Do this → Your task is to copy the listing exactly, with the pictures left out.

The input →
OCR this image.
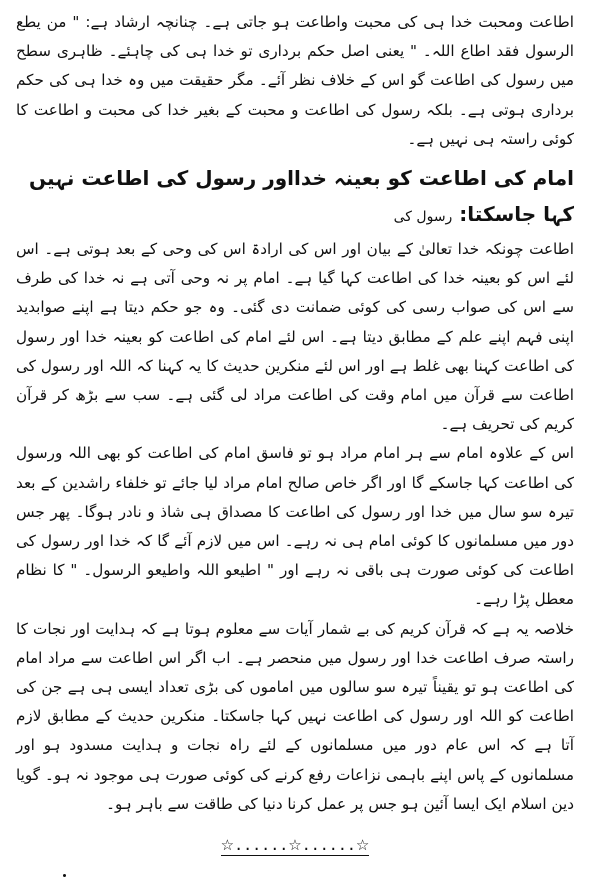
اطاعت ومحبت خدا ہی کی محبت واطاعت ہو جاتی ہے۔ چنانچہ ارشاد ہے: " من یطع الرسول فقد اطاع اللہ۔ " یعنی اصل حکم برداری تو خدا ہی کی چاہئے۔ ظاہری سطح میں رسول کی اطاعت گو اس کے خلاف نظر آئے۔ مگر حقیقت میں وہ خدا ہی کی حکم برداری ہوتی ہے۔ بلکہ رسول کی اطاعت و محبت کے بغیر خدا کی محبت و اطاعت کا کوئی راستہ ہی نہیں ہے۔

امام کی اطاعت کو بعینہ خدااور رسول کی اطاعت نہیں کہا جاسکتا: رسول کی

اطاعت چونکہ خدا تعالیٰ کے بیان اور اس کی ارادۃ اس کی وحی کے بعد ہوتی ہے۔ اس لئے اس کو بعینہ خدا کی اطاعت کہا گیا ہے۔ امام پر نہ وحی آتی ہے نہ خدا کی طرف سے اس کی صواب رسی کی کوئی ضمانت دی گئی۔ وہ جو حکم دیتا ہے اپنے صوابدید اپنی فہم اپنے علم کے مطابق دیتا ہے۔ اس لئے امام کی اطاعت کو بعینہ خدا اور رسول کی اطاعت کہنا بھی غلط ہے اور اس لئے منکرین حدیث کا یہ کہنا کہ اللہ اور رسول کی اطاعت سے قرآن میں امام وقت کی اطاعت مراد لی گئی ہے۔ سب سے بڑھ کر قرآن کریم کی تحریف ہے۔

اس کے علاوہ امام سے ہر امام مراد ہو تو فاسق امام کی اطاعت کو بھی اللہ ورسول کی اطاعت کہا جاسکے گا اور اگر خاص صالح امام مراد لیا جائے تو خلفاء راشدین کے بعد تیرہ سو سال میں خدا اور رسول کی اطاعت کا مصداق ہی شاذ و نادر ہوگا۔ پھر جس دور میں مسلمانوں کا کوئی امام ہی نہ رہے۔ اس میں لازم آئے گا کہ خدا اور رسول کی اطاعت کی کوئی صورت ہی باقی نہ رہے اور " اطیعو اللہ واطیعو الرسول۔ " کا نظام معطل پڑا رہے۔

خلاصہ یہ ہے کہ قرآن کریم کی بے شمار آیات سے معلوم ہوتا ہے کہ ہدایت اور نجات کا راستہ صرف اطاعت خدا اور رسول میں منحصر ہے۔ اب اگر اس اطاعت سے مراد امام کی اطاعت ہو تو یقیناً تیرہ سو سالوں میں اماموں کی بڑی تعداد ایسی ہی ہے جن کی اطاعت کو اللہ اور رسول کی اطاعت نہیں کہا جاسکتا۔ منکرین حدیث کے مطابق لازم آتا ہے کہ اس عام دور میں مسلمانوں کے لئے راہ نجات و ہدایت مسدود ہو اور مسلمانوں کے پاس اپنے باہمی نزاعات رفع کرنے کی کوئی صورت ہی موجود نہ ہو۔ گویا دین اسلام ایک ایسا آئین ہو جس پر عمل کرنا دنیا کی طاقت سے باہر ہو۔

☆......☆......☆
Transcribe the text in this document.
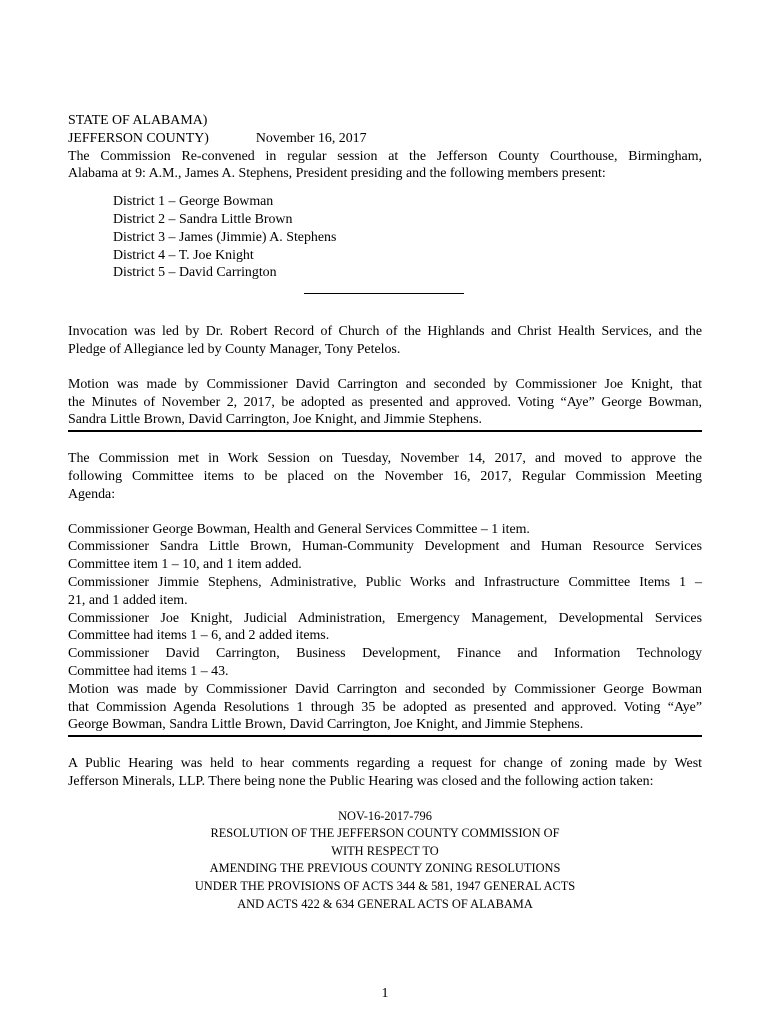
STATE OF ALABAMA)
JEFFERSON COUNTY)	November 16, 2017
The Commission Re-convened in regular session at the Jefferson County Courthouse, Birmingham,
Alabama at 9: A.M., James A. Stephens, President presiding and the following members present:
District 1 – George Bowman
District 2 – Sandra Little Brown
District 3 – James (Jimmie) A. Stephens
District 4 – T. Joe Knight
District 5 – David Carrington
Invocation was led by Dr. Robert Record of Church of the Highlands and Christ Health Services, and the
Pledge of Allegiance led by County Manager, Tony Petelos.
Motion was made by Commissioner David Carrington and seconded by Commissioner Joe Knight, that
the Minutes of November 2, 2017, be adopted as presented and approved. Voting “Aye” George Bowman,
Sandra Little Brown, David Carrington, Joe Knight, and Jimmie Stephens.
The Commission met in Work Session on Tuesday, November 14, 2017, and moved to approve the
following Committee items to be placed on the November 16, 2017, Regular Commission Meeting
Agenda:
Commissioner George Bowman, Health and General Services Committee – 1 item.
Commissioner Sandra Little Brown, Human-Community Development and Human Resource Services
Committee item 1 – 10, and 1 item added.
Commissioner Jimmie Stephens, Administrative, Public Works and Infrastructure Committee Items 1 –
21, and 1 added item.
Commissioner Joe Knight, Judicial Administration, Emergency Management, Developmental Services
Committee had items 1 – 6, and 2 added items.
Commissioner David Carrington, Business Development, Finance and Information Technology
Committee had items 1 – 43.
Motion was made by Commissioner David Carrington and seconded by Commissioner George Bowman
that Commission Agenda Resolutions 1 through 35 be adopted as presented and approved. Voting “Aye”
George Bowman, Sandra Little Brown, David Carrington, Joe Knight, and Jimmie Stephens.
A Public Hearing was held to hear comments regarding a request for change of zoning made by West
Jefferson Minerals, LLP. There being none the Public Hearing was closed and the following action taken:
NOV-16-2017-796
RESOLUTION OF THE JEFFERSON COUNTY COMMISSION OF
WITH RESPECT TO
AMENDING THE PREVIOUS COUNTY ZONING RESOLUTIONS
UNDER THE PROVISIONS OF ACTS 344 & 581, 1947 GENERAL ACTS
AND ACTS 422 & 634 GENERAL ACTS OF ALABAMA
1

Exercise result →
OCR this image.
اطاعت ومحبت خدا ہی کی محبت واطاعت ہو جاتی ہے۔ چنانچہ ارشاد ہے: " من یطع الرسول فقد اطاع اللہ۔ " یعنی اصل حکم برداری تو خدا ہی کی چاہئے۔ ظاہری سطح میں رسول کی اطاعت گو اس کے خلاف نظر آئے۔ مگر حقیقت میں وہ خدا ہی کی حکم برداری ہوتی ہے۔ بلکہ رسول کی اطاعت و محبت کے بغیر خدا کی محبت و اطاعت کا کوئی راستہ ہی نہیں ہے۔

امام کی اطاعت کو بعینہ خدااور رسول کی اطاعت نہیں کہا جاسکتا: رسول کی

اطاعت چونکہ خدا تعالیٰ کے بیان اور اس کی ارادۃ اس کی وحی کے بعد ہوتی ہے۔ اس لئے اس کو بعینہ خدا کی اطاعت کہا گیا ہے۔ امام پر نہ وحی آتی ہے نہ خدا کی طرف سے اس کی صواب رسی کی کوئی ضمانت دی گئی۔ وہ جو حکم دیتا ہے اپنے صوابدید اپنی فہم اپنے علم کے مطابق دیتا ہے۔ اس لئے امام کی اطاعت کو بعینہ خدا اور رسول کی اطاعت کہنا بھی غلط ہے اور اس لئے منکرین حدیث کا یہ کہنا کہ اللہ اور رسول کی اطاعت سے قرآن میں امام وقت کی اطاعت مراد لی گئی ہے۔ سب سے بڑھ کر قرآن کریم کی تحریف ہے۔

اس کے علاوہ امام سے ہر امام مراد ہو تو فاسق امام کی اطاعت کو بھی اللہ ورسول کی اطاعت کہا جاسکے گا اور اگر خاص صالح امام مراد لیا جائے تو خلفاء راشدین کے بعد تیرہ سو سال میں خدا اور رسول کی اطاعت کا مصداق ہی شاذ و نادر ہوگا۔ پھر جس دور میں مسلمانوں کا کوئی امام ہی نہ رہے۔ اس میں لازم آئے گا کہ خدا اور رسول کی اطاعت کی کوئی صورت ہی باقی نہ رہے اور " اطیعو اللہ واطیعو الرسول۔ " کا نظام معطل پڑا رہے۔

خلاصہ یہ ہے کہ قرآن کریم کی بے شمار آیات سے معلوم ہوتا ہے کہ ہدایت اور نجات کا راستہ صرف اطاعت خدا اور رسول میں منحصر ہے۔ اب اگر اس اطاعت سے مراد امام کی اطاعت ہو تو یقیناً تیرہ سو سالوں میں اماموں کی بڑی تعداد ایسی ہی ہے جن کی اطاعت کو اللہ اور رسول کی اطاعت نہیں کہا جاسکتا۔ منکرین حدیث کے مطابق لازم آتا ہے کہ اس عام دور میں مسلمانوں کے لئے راہ نجات و ہدایت مسدود ہو اور مسلمانوں کے پاس اپنے باہمی نزاعات رفع کرنے کی کوئی صورت ہی موجود نہ ہو۔ گویا دین اسلام ایک ایسا آئین ہو جس پر عمل کرنا دنیا کی طاقت سے باہر ہو۔

☆......☆......☆
Transcribe the text in this document.
STATE OF ALABAMA)
JEFFERSON COUNTY)	November 16, 2017
The Commission Re-convened in regular session at the Jefferson County Courthouse, Birmingham,
Alabama at 9: A.M., James A. Stephens, President presiding and the following members present:
District 1 – George Bowman
District 2 – Sandra Little Brown
District 3 – James (Jimmie) A. Stephens
District 4 – T. Joe Knight
District 5 – David Carrington
Invocation was led by Dr. Robert Record of Church of the Highlands and Christ Health Services, and the
Pledge of Allegiance led by County Manager, Tony Petelos.
Motion was made by Commissioner David Carrington and seconded by Commissioner Joe Knight, that
the Minutes of November 2, 2017, be adopted as presented and approved. Voting “Aye” George Bowman,
Sandra Little Brown, David Carrington, Joe Knight, and Jimmie Stephens.
The Commission met in Work Session on Tuesday, November 14, 2017, and moved to approve the
following Committee items to be placed on the November 16, 2017, Regular Commission Meeting
Agenda:
Commissioner George Bowman, Health and General Services Committee – 1 item.
Commissioner Sandra Little Brown, Human-Community Development and Human Resource Services
Committee item 1 – 10, and 1 item added.
Commissioner Jimmie Stephens, Administrative, Public Works and Infrastructure Committee Items 1 –
21, and 1 added item.
Commissioner Joe Knight, Judicial Administration, Emergency Management, Developmental Services
Committee had items 1 – 6, and 2 added items.
Commissioner David Carrington, Business Development, Finance and Information Technology
Committee had items 1 – 43.
Motion was made by Commissioner David Carrington and seconded by Commissioner George Bowman
that Commission Agenda Resolutions 1 through 35 be adopted as presented and approved. Voting “Aye”
George Bowman, Sandra Little Brown, David Carrington, Joe Knight, and Jimmie Stephens.
A Public Hearing was held to hear comments regarding a request for change of zoning made by West
Jefferson Minerals, LLP. There being none the Public Hearing was closed and the following action taken:
NOV-16-2017-796
RESOLUTION OF THE JEFFERSON COUNTY COMMISSION OF
WITH RESPECT TO
AMENDING THE PREVIOUS COUNTY ZONING RESOLUTIONS
UNDER THE PROVISIONS OF ACTS 344 & 581, 1947 GENERAL ACTS
AND ACTS 422 & 634 GENERAL ACTS OF ALABAMA
1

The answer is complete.